▶ _Exercise aim_
Filter the data below for the string "title" and copy each matching line.
------------------------------------------------------------
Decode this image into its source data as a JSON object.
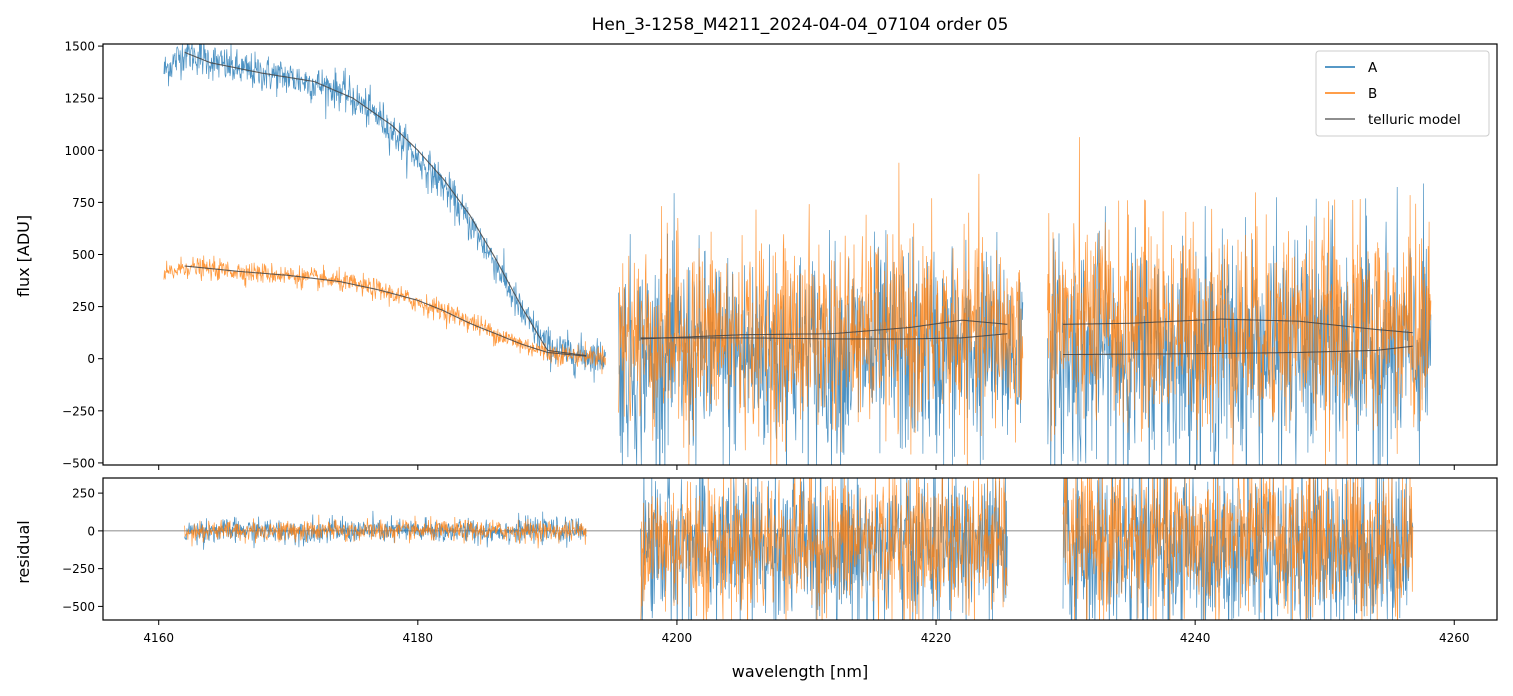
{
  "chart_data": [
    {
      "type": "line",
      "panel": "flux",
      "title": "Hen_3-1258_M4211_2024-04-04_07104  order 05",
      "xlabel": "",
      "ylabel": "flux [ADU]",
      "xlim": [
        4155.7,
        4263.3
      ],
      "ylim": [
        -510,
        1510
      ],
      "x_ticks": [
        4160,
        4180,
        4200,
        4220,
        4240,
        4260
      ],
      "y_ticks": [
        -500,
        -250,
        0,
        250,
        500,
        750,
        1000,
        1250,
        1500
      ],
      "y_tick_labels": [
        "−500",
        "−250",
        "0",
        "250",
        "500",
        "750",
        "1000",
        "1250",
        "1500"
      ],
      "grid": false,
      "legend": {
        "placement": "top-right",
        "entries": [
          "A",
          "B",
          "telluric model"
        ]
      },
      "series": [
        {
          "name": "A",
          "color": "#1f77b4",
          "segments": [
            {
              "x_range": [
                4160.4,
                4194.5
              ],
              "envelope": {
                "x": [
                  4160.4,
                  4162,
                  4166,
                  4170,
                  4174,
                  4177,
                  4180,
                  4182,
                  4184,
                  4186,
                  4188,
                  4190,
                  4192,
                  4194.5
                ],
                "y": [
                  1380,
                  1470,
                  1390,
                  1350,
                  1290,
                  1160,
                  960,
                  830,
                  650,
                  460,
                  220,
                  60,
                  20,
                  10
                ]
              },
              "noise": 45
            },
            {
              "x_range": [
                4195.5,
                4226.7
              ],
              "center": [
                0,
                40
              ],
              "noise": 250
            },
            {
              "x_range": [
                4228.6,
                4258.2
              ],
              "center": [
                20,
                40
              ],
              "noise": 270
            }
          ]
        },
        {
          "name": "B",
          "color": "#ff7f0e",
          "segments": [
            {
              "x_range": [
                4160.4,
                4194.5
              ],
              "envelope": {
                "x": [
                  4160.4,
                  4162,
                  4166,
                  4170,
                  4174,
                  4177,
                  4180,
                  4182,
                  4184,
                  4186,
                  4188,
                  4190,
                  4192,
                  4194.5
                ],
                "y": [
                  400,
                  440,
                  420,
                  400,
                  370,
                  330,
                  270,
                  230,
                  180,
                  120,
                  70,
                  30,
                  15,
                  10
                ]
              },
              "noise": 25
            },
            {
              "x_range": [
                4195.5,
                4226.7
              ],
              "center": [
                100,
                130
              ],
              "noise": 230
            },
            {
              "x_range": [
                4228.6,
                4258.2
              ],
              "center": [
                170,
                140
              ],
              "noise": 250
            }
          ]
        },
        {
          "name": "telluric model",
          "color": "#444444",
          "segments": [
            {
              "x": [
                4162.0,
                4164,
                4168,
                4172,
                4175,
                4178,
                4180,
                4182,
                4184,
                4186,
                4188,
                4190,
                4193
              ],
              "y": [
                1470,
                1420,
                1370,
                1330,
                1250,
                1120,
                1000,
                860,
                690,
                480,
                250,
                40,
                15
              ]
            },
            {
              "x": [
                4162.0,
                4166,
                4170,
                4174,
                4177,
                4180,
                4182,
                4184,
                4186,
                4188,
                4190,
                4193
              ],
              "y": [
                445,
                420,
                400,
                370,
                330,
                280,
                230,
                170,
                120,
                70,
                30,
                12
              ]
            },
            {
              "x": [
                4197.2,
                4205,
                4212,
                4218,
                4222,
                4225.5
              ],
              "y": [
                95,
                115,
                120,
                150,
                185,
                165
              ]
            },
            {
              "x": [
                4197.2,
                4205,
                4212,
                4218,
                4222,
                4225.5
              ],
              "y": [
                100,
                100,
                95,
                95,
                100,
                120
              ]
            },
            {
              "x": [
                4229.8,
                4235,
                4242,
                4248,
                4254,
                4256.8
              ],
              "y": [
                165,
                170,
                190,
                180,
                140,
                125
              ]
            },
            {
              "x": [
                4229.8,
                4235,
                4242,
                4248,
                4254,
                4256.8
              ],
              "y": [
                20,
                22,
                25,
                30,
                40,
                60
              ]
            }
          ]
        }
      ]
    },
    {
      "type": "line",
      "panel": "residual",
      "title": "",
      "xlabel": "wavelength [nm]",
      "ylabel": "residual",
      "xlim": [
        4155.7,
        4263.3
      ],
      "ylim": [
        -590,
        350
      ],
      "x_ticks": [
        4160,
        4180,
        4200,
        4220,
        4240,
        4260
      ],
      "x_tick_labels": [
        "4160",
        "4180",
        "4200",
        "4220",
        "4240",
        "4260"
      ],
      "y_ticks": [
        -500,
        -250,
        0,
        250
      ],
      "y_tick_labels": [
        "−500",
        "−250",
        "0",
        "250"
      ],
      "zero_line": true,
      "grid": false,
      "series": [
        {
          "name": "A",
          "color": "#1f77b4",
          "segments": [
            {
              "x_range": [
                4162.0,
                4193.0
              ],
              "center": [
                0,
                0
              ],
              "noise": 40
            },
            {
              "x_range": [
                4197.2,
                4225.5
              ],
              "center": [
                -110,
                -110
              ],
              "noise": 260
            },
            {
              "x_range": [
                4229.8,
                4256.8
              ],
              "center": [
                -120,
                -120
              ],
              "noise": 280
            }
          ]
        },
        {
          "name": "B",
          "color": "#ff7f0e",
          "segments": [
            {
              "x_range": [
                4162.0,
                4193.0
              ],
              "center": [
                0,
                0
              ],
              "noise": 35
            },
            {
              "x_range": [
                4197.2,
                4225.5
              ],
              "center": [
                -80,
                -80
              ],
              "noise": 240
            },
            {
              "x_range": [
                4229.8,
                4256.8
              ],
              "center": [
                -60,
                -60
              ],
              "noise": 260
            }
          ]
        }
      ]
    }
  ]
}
------------------------------------------------------------
▶ _Exercise response_
      "title": "Hen_3-1258_M4211_2024-04-04_07104  order 05",
      "title": "",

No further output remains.